• **Directions for this task**
Report only the number of lines in the records that contain the word "Swedged".

((

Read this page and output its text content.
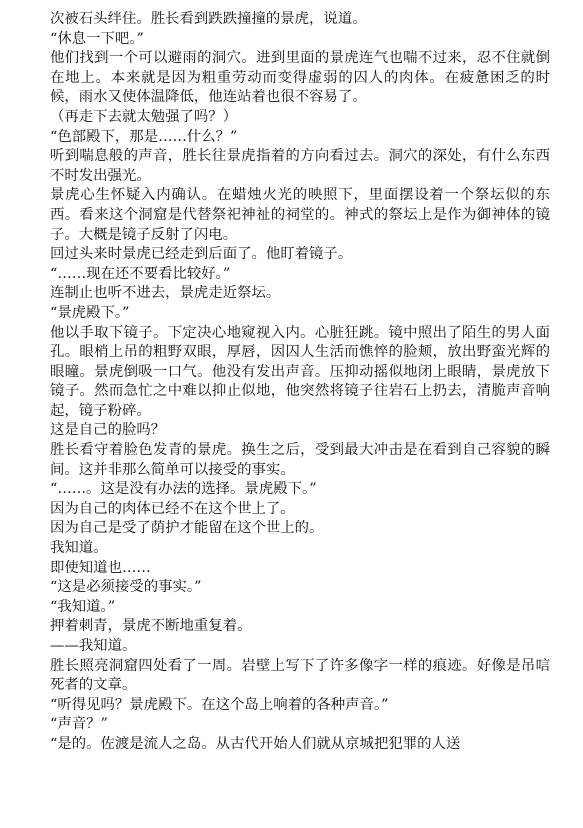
次被石头绊住。胜长看到跌跌撞撞的景虎，说道。

“休息一下吧。”

他们找到一个可以避雨的洞穴。进到里面的景虎连气也喘不过来，忍不住就倒在地上。本来就是因为粗重劳动而变得虚弱的囚人的肉体。在疲惫困乏的时候，雨水又使体温降低，他连站着也很不容易了。

（再走下去就太勉强了吗？）

“色部殿下，那是……什么？”

听到喘息般的声音，胜长往景虎指着的方向看过去。洞穴的深处，有什么东西不时发出强光。

景虎心生怀疑入内确认。在蜡烛火光的映照下，里面摆设着一个祭坛似的东西。看来这个洞窟是代替祭祀神祉的祠堂的。神式的祭坛上是作为御神体的镜子。大概是镜子反射了闪电。

回过头来时景虎已经走到后面了。他盯着镜子。

“……现在还不要看比较好。”

连制止也听不进去，景虎走近祭坛。

“景虎殿下。”

他以手取下镜子。下定决心地窥视入内。心脏狂跳。镜中照出了陌生的男人面孔。眼梢上吊的粗野双眼，厚唇，因囚人生活而憔悴的脸颊，放出野蛮光辉的眼瞳。景虎倒吸一口气。他没有发出声音。压抑动摇似地闭上眼睛，景虎放下镜子。然而急忙之中难以抑止似地，他突然将镜子往岩石上扔去，清脆声音响起，镜子粉碎。

这是自己的脸吗？

胜长看守着脸色发青的景虎。换生之后，受到最大冲击是在看到自己容貌的瞬间。这并非那么简单可以接受的事实。

“……。这是没有办法的选择。景虎殿下。”

因为自己的肉体已经不在这个世上了。

因为自己是受了荫护才能留在这个世上的。

我知道。

即使知道也……

“这是必须接受的事实。”

“我知道。”

押着刺青，景虎不断地重复着。

——我知道。

胜长照亮洞窟四处看了一周。岩壁上写下了许多像字一样的痕迹。好像是吊唁死者的文章。

“听得见吗？景虎殿下。在这个岛上响着的各种声音。”

“声音？”

“是的。佐渡是流人之岛。从古代开始人们就从京城把犯罪的人送
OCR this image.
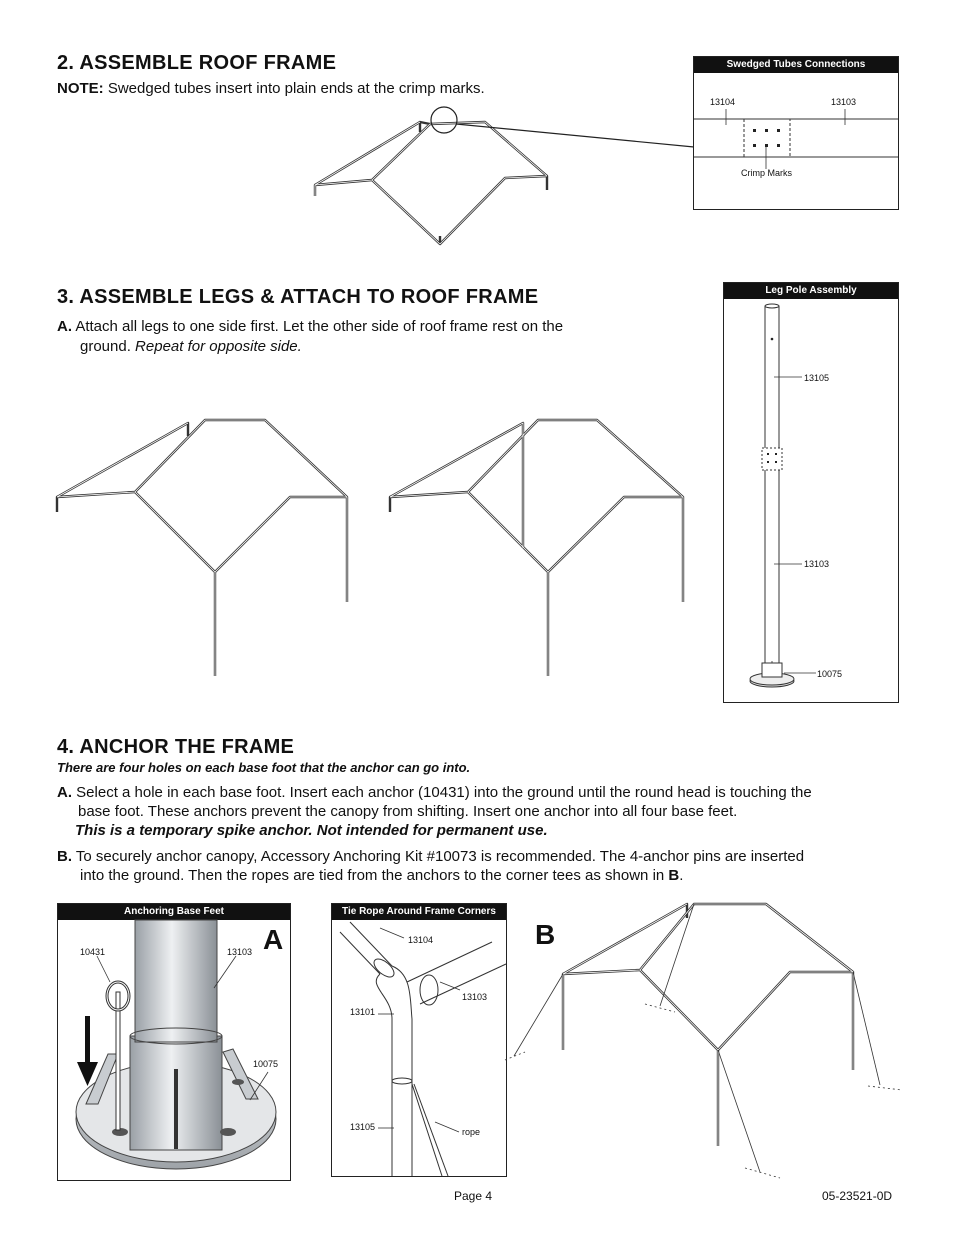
2. ASSEMBLE ROOF FRAME
NOTE: Swedged tubes insert into plain ends at the crimp marks.
Swedged Tubes Connections
13104	13103
Crimp Marks
3. ASSEMBLE LEGS & ATTACH TO ROOF FRAME
A. Attach all legs to one side first. Let the other side of roof frame rest on the
ground. Repeat for opposite side.
Leg Pole Assembly
13105
13103
10075
4. ANCHOR THE FRAME
There are four holes on each base foot that the anchor can go into.
A. Select a hole in each base foot. Insert each anchor (10431) into the ground until the round head is touching the
base foot. These anchors prevent the canopy from shifting. Insert one anchor into all four base feet.
This is a temporary spike anchor. Not intended for permanent use.
B. To securely anchor canopy, Accessory Anchoring Kit #10073 is recommended. The 4-anchor pins are inserted
into the ground. Then the ropes are tied from the anchors to the corner tees as shown in B.
Anchoring Base Feet
10431	13103
10075
A
Tie Rope Around Frame Corners
13104
13103
13101
13105	rope
B
Page 4	05-23521-0D
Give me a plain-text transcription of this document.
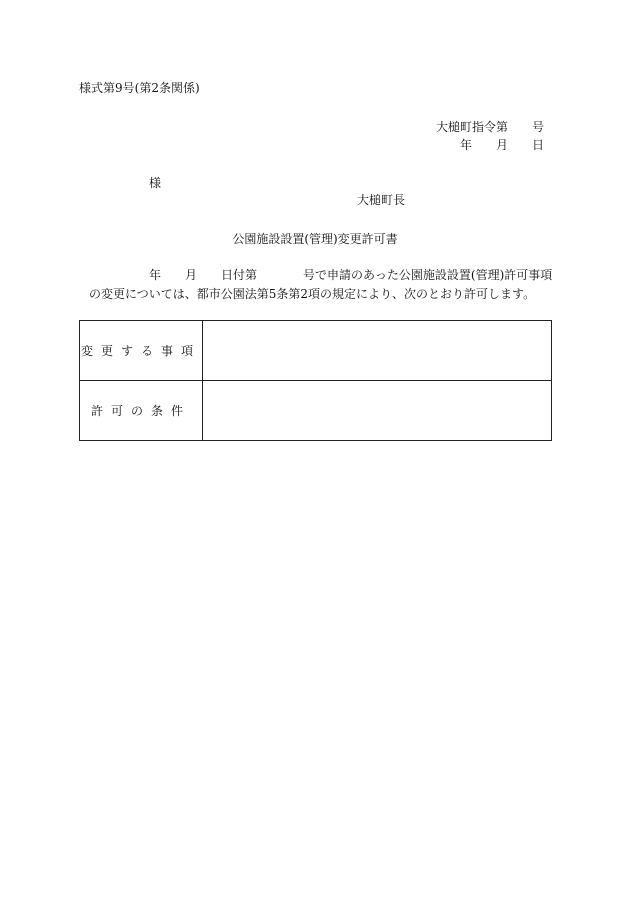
様式第9号(第2条関係)
大槌町指令第 号
年 月 日
様
大槌町長
公園施設設置(管理)変更許可書
年 月 日付第	号で申請のあった公園施設設置(管理)許可事項
の変更については、都市公園法第5条第2項の規定により、次のとおり許可します。
変更する事項	
許可の条件	
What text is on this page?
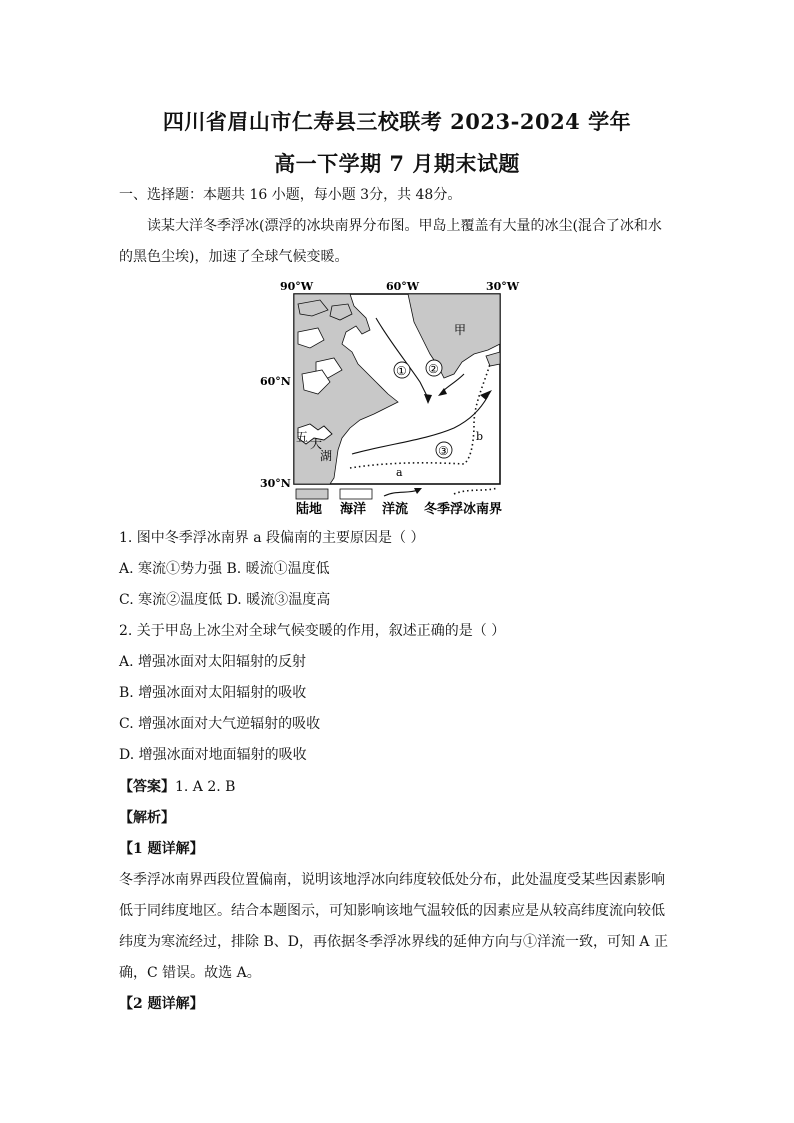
四川省眉山市仁寿县三校联考 2023-2024 学年
高一下学期 7 月期末试题
一、选择题：本题共 16 小题，每小题 3分，共 48分。
读某大洋冬季浮冰(漂浮的冰块南界分布图。甲岛上覆盖有大量的冰尘(混合了冰和水
的黑色尘埃)，加速了全球气候变暖。
90°W	60°W	30°W
60°N
30°N
五 大
湖
甲
① ②
③
a
b
陆地 海洋 洋流 冬季浮冰南界
1. 图中冬季浮冰南界 a 段偏南的主要原因是（ ）
A. 寒流①势力强 B. 暖流①温度低
C. 寒流②温度低 D. 暖流③温度高
2. 关于甲岛上冰尘对全球气候变暖的作用，叙述正确的是（ ）
A. 增强冰面对太阳辐射的反射
B. 增强冰面对太阳辐射的吸收
C. 增强冰面对大气逆辐射的吸收
D. 增强冰面对地面辐射的吸收
【答案】1. A 2. B
【解析】
【1 题详解】
冬季浮冰南界西段位置偏南，说明该地浮冰向纬度较低处分布，此处温度受某些因素影响
低于同纬度地区。结合本题图示，可知影响该地气温较低的因素应是从较高纬度流向较低
纬度为寒流经过，排除 B、D，再依据冬季浮冰界线的延伸方向与①洋流一致，可知 A 正
确，C 错误。故选 A。
【2 题详解】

))

• **Completed task**
2